[Document structure recognition data]
────────────────
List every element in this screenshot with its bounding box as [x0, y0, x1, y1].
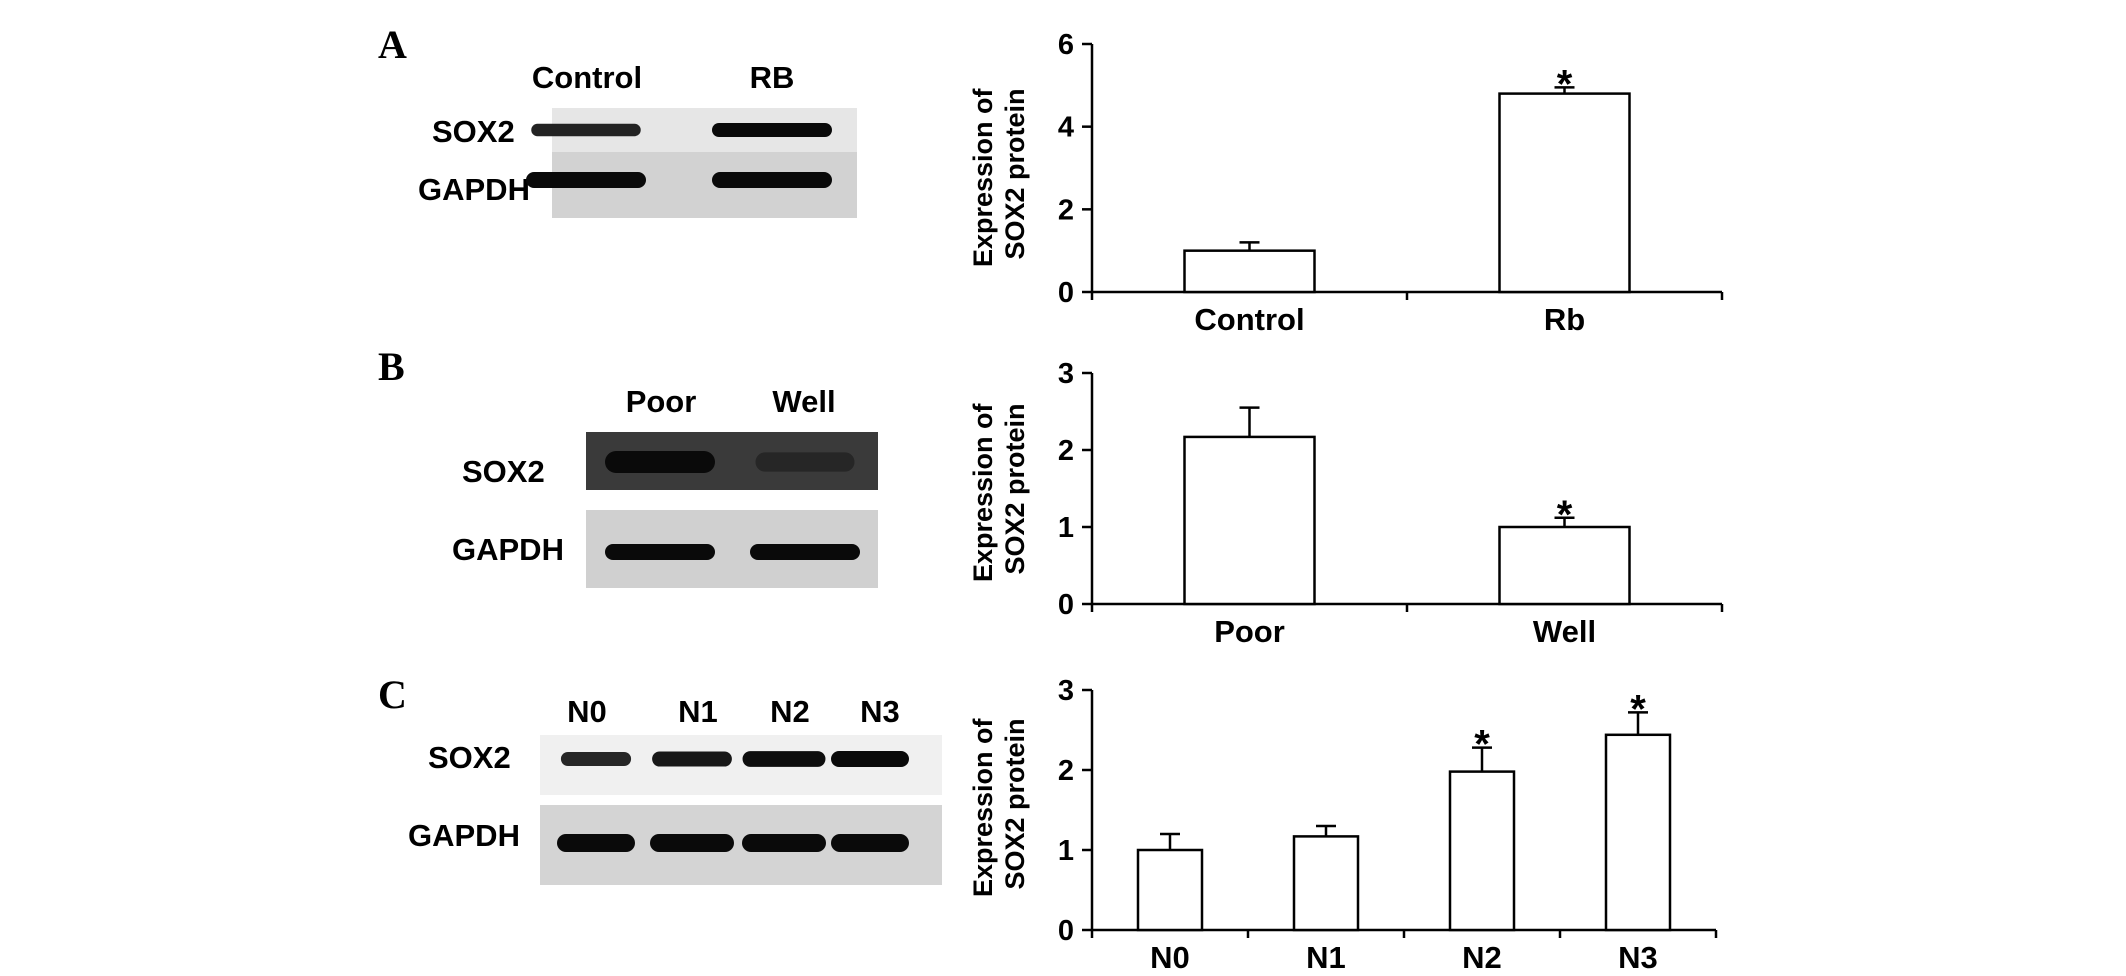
chart-c: Expression of SOX2 protein 0 1 2 3 N0 N1 N2 * N3… [968, 675, 1718, 975]
blot-b-bands [605, 451, 860, 560]
blot-b-row-label: GAPDH [452, 532, 564, 567]
blot-band [650, 834, 734, 852]
bar [1292, 835, 1360, 932]
bar [1183, 249, 1316, 294]
x-category-label: Poor [1214, 614, 1285, 649]
blot-band [605, 544, 715, 560]
blot-b-lane-label: Well [772, 384, 835, 419]
blot-c-lane-label: N1 [678, 694, 718, 729]
chart-b-ylabel: Expression of SOX2 protein [968, 396, 1030, 582]
blot-band [755, 452, 855, 472]
blot-c-lane-label: N0 [567, 694, 607, 729]
blot-band [560, 751, 632, 767]
blot-a-bands [526, 123, 832, 188]
blot-b-lane-label: Poor [626, 384, 697, 419]
chart-b-ylabel-line1: Expression of [968, 402, 998, 582]
blot-band [712, 172, 832, 188]
y-tick-label: 0 [1058, 589, 1074, 621]
y-tick-label: 3 [1058, 358, 1074, 390]
bar [1448, 770, 1516, 932]
blot-band [526, 172, 646, 188]
blot-c-row-label: GAPDH [408, 818, 520, 853]
x-category-label: Control [1194, 302, 1304, 337]
chart-a-ylabel-line2: SOX2 protein [1000, 88, 1030, 259]
chart-c-ylabel: Expression of SOX2 protein [968, 711, 1030, 897]
x-category-label: N3 [1618, 940, 1658, 975]
blot-c: N0 N1 N2 N3 SOX2 GAPDH [408, 694, 942, 885]
x-category-label: Rb [1544, 302, 1585, 337]
y-tick-label: 2 [1058, 755, 1074, 787]
x-category-label: N0 [1150, 940, 1190, 975]
significance-marker: * [1474, 723, 1490, 767]
bar [1604, 733, 1672, 932]
y-tick-label: 0 [1058, 277, 1074, 309]
y-tick-label: 0 [1058, 915, 1074, 947]
blot-a-row-label: GAPDH [418, 172, 530, 207]
significance-marker: * [1557, 62, 1573, 106]
panel-a: A Control RB SOX2 GAPDH Expression of SO… [378, 22, 1724, 337]
blot-band [742, 834, 826, 852]
significance-marker: * [1557, 493, 1573, 537]
blot-band [831, 834, 909, 852]
blot-b-row-label: SOX2 [462, 454, 545, 489]
panel-letter-c: C [378, 672, 407, 717]
x-category-label: N2 [1462, 940, 1502, 975]
blot-band [531, 123, 641, 137]
y-tick-label: 6 [1058, 29, 1074, 61]
blot-band [605, 451, 715, 473]
chart-c-ylabel-line1: Expression of [968, 717, 998, 897]
blot-band [652, 751, 732, 767]
x-category-label: Well [1533, 614, 1596, 649]
chart-b: Expression of SOX2 protein 0 1 2 3 Poor Well * [968, 358, 1724, 649]
blot-band [831, 751, 909, 767]
y-tick-label: 2 [1058, 194, 1074, 226]
y-tick-label: 1 [1058, 512, 1074, 544]
chart-a: Expression of SOX2 protein 0 2 4 6 Control Rb… [968, 29, 1724, 337]
blot-a-lane-label: Control [532, 60, 642, 95]
bar [1136, 848, 1204, 932]
blot-c-lane-label: N3 [860, 694, 900, 729]
chart-b-ylabel-line2: SOX2 protein [1000, 403, 1030, 574]
panel-letter-a: A [378, 22, 407, 67]
y-tick-label: 1 [1058, 835, 1074, 867]
significance-marker: * [1630, 687, 1646, 731]
chart-a-ylabel: Expression of SOX2 protein [968, 81, 1030, 267]
chart-c-ylabel-line2: SOX2 protein [1000, 718, 1030, 889]
blot-a-lane-label: RB [750, 60, 795, 95]
y-tick-label: 3 [1058, 675, 1074, 707]
blot-band [742, 751, 826, 767]
blot-b: Poor Well SOX2 GAPDH [452, 384, 878, 588]
y-tick-label: 2 [1058, 435, 1074, 467]
blot-band [712, 123, 832, 137]
panel-letter-b: B [378, 344, 405, 389]
blot-a: Control RB SOX2 GAPDH [418, 60, 857, 218]
bar [1183, 435, 1316, 606]
bar [1498, 525, 1631, 606]
panel-b: B Poor Well SOX2 GAPDH Expression of SOX… [378, 344, 1724, 649]
blot-band [557, 834, 635, 852]
blot-c-row-label: SOX2 [428, 740, 511, 775]
chart-a-ylabel-line1: Expression of [968, 87, 998, 267]
blot-c-bands [557, 751, 909, 852]
y-tick-label: 4 [1058, 112, 1074, 144]
blot-c-lane-label: N2 [770, 694, 810, 729]
blot-a-row-label: SOX2 [432, 114, 515, 149]
blot-band [750, 544, 860, 560]
bar [1498, 92, 1631, 294]
panel-c: C N0 N1 N2 N3 SOX2 GAPDH Expression of S… [378, 672, 1718, 975]
x-category-label: N1 [1306, 940, 1346, 975]
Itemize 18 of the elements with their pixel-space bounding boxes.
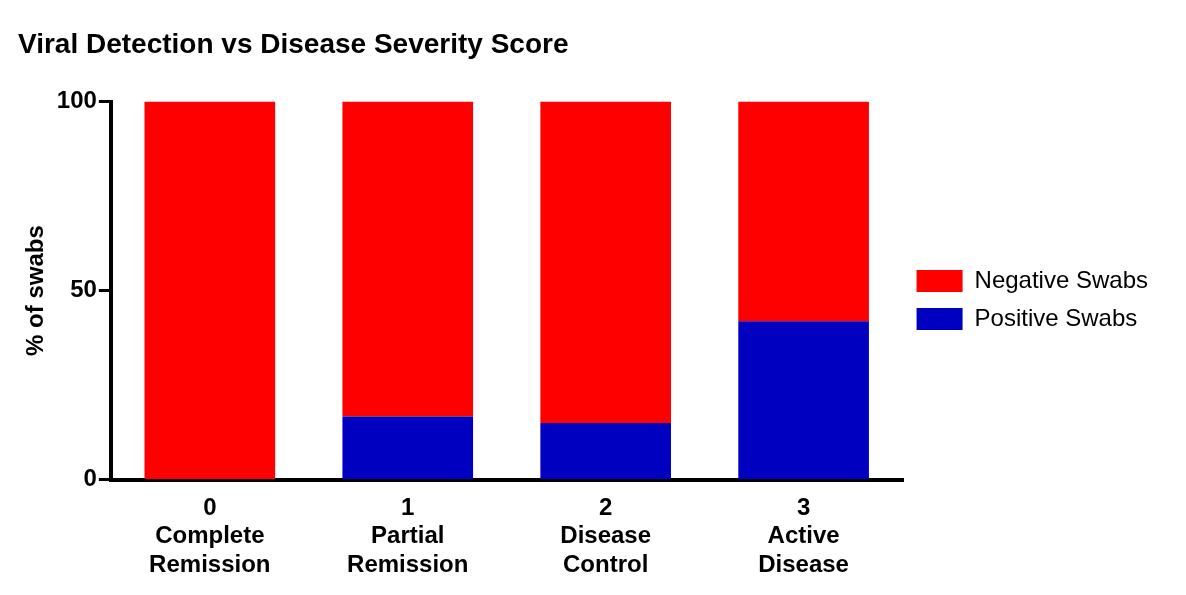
────────────────
> _EXERCISE DESCRIPTION_
The lines above that include "bands" should each be listed.

> _OUTPUT FOR THIS TASK_
blot-b-bands [605, 451, 860, 560]
blot-a-bands [526, 123, 832, 188]
blot-c-bands [557, 751, 909, 852]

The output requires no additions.